[WHAT YOU WILL DO]
Check every line below for the word "content" and copy the ones that have it.

:: EXERCISE INPUT

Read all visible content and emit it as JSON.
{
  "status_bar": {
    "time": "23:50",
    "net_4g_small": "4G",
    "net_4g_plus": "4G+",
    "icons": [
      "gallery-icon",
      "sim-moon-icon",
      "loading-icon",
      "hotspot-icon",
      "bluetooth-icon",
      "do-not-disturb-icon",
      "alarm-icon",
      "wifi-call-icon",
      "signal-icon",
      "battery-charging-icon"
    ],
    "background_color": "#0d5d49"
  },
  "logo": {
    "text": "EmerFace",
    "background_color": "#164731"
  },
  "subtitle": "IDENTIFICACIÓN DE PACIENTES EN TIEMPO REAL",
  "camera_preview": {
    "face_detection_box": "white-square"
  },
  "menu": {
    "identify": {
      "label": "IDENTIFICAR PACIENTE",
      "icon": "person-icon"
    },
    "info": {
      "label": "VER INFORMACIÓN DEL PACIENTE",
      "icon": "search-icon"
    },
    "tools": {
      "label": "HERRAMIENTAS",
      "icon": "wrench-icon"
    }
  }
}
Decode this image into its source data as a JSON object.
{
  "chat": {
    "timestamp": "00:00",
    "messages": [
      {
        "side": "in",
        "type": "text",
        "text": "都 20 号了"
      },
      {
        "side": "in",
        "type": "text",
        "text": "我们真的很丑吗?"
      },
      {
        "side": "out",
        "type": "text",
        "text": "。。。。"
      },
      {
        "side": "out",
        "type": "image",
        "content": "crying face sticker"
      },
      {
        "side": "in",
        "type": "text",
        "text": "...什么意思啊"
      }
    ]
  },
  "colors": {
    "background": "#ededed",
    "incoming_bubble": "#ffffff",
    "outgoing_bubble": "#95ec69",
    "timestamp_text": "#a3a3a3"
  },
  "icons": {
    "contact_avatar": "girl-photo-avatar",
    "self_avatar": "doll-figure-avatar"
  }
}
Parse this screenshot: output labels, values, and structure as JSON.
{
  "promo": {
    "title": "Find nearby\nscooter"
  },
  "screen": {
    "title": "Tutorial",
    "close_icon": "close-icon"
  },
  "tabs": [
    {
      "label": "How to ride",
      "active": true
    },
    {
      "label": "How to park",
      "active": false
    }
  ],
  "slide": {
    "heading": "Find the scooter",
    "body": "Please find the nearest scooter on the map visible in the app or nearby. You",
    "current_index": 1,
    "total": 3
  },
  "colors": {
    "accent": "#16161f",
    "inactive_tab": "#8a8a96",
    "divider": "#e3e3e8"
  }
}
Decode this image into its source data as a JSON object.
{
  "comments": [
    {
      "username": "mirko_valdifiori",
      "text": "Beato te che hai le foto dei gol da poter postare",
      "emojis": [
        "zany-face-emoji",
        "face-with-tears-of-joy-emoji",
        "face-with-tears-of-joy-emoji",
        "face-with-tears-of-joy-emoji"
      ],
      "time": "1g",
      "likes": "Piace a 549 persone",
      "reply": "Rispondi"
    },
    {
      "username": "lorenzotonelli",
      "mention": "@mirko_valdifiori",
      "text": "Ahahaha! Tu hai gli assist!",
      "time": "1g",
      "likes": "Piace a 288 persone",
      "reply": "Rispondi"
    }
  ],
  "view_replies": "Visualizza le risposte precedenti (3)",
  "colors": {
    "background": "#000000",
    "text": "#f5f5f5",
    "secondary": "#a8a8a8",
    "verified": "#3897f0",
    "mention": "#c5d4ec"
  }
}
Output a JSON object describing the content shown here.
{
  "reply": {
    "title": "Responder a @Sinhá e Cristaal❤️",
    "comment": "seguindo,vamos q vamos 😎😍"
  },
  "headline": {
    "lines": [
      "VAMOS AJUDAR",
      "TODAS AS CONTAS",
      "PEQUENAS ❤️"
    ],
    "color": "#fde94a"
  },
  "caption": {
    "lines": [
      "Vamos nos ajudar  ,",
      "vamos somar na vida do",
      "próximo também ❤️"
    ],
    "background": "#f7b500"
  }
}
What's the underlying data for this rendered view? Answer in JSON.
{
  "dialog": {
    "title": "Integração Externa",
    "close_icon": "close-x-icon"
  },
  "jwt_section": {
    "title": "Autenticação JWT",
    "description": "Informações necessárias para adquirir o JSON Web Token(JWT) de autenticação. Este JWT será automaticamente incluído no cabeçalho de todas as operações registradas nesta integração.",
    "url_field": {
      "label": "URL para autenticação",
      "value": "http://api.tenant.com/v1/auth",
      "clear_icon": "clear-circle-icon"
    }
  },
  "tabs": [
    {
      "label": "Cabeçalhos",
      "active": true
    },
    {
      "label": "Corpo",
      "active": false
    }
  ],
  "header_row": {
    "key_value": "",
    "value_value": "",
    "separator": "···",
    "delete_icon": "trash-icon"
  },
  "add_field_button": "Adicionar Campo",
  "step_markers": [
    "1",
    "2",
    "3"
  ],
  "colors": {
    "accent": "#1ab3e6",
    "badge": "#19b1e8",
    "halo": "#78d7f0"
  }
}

::::

[FINISHED ANSWER]
Read all visible content and emit it as JSON.
        "content": "crying face sticker"
Output a JSON object describing the content shown here.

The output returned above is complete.